= WHAT THE EXERCISE ASKS =
Across the entries below, count the lines in which the word "Κριτίαν" occurs. Reply with the count alone.

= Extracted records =
+++++

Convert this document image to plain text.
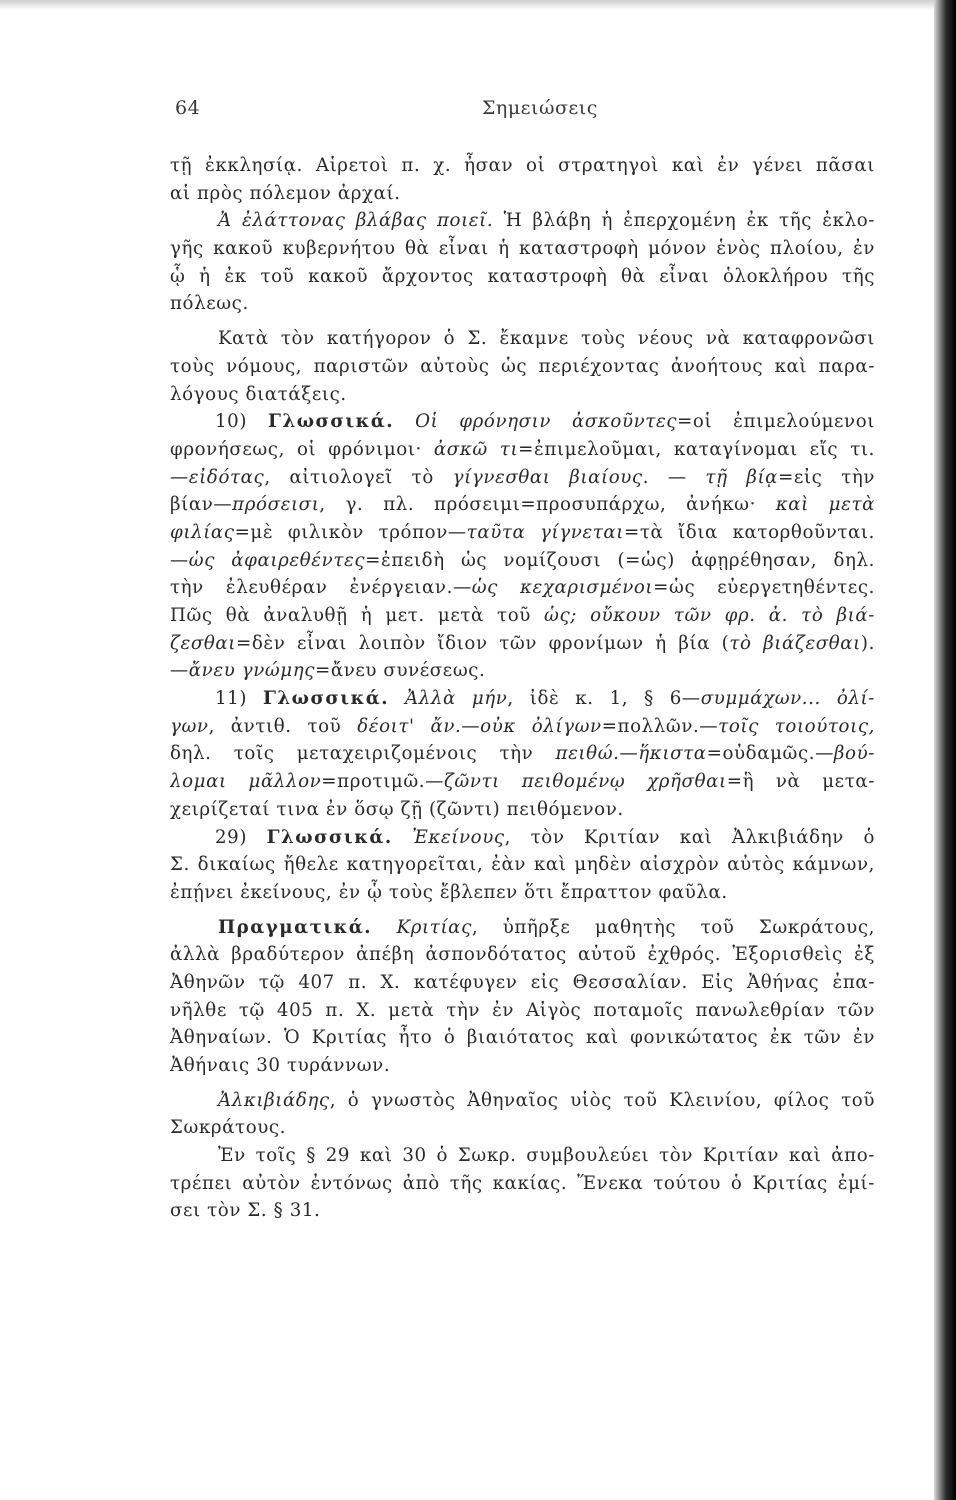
64	Σημειώσεις
τῇ ἐκκλησίᾳ. Αἱρετοὶ π. χ. ἦσαν οἱ στρατηγοὶ καὶ ἐν γένει πᾶσαι
αἱ πρὸς πόλεμον ἀρχαί.
Ἀ ἐλάττονας βλάβας ποιεῖ. Ἡ βλάβη ἡ ἐπερχομένη ἐκ τῆς ἐκλο-
γῆς κακοῦ κυβερνήτου θὰ εἶναι ἡ καταστροφὴ μόνον ἑνὸς πλοίου, ἐν
ᾧ ἡ ἐκ τοῦ κακοῦ ἄρχοντος καταστροφὴ θὰ εἶναι ὁλοκλήρου τῆς
πόλεως.
Κατὰ τὸν κατήγορον ὁ Σ. ἔκαμνε τοὺς νέους νὰ καταφρονῶσι
τοὺς νόμους, παριστῶν αὐτοὺς ὡς περιέχοντας ἀνοήτους καὶ παρα-
λόγους διατάξεις.
10) Γλωσσικά. Οἱ φρόνησιν ἀσκοῦντες=οἱ ἐπιμελούμενοι
φρονήσεως, οἱ φρόνιμοι· ἀσκῶ τι=ἐπιμελοῦμαι, καταγίνομαι εἴς τι.
—εἰδότας, αἰτιολογεῖ τὸ γίγνεσθαι βιαίους. — τῇ βίᾳ=εἰς τὴν
βίαν—πρόσεισι, γ. πλ. πρόσειμι=προσυπάρχω, ἀνήκω· καὶ μετὰ
φιλίας=μὲ φιλικὸν τρόπον—ταῦτα γίγνεται=τὰ ἴδια κατορθοῦνται.
—ὡς ἀφαιρεθέντες=ἐπειδὴ ὡς νομίζουσι (=ὡς) ἀφῃρέθησαν, δηλ.
τὴν ἐλευθέραν ἐνέργειαν.—ὡς κεχαρισμένοι=ὡς εὐεργετηθέντες.
Πῶς θὰ ἀναλυθῇ ἡ μετ. μετὰ τοῦ ὡς; οὔκουν τῶν φρ. ἀ. τὸ βιά-
ζεσθαι=δὲν εἶναι λοιπὸν ἴδιον τῶν φρονίμων ἡ βία (τὸ βιάζεσθαι).
—ἄνευ γνώμης=ἄνευ συνέσεως.
11) Γλωσσικά. Ἀλλὰ μήν, ἰδὲ κ. 1, § 6—συμμάχων... ὀλί-
γων, ἀντιθ. τοῦ δέοιτ' ἄν.—οὐκ ὀλίγων=πολλῶν.—τοῖς τοιούτοις,
δηλ. τοῖς μεταχειριζομένοις τὴν πειθώ.—ἥκιστα=οὐδαμῶς.—βού-
λομαι μᾶλλον=προτιμῶ.—ζῶντι πειθομένῳ χρῆσθαι=ἣ νὰ μετα-
χειρίζεταί τινα ἐν ὅσῳ ζῇ (ζῶντι) πειθόμενον.
29) Γλωσσικά. Ἐκείνους, τὸν Κριτίαν καὶ Ἀλκιβιάδην ὁ
Σ. δικαίως ἤθελε κατηγορεῖται, ἐὰν καὶ μηδὲν αἰσχρὸν αὐτὸς κάμνων,
ἐπῄνει ἐκείνους, ἐν ᾧ τοὺς ἔβλεπεν ὅτι ἔπραττον φαῦλα.
Πραγματικά. Κριτίας, ὑπῆρξε μαθητὴς τοῦ Σωκράτους,
ἀλλὰ βραδύτερον ἀπέβη ἀσπονδότατος αὐτοῦ ἐχθρός. Ἐξορισθεὶς ἐξ
Ἀθηνῶν τῷ 407 π. Χ. κατέφυγεν εἰς Θεσσαλίαν. Εἰς Ἀθήνας ἐπα-
νῆλθε τῷ 405 π. Χ. μετὰ τὴν ἐν Αἰγὸς ποταμοῖς πανωλεθρίαν τῶν
Ἀθηναίων. Ὁ Κριτίας ἦτο ὁ βιαιότατος καὶ φονικώτατος ἐκ τῶν ἐν
Ἀθήναις 30 τυράννων.
Ἀλκιβιάδης, ὁ γνωστὸς Ἀθηναῖος υἱὸς τοῦ Κλεινίου, φίλος τοῦ
Σωκράτους.
Ἐν τοῖς § 29 καὶ 30 ὁ Σωκρ. συμβουλεύει τὸν Κριτίαν καὶ ἀπο-
τρέπει αὐτὸν ἐντόνως ἀπὸ τῆς κακίας. Ἕνεκα τούτου ὁ Κριτίας ἐμί-
σει τὸν Σ. § 31.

+++++

= THE REPLY =
2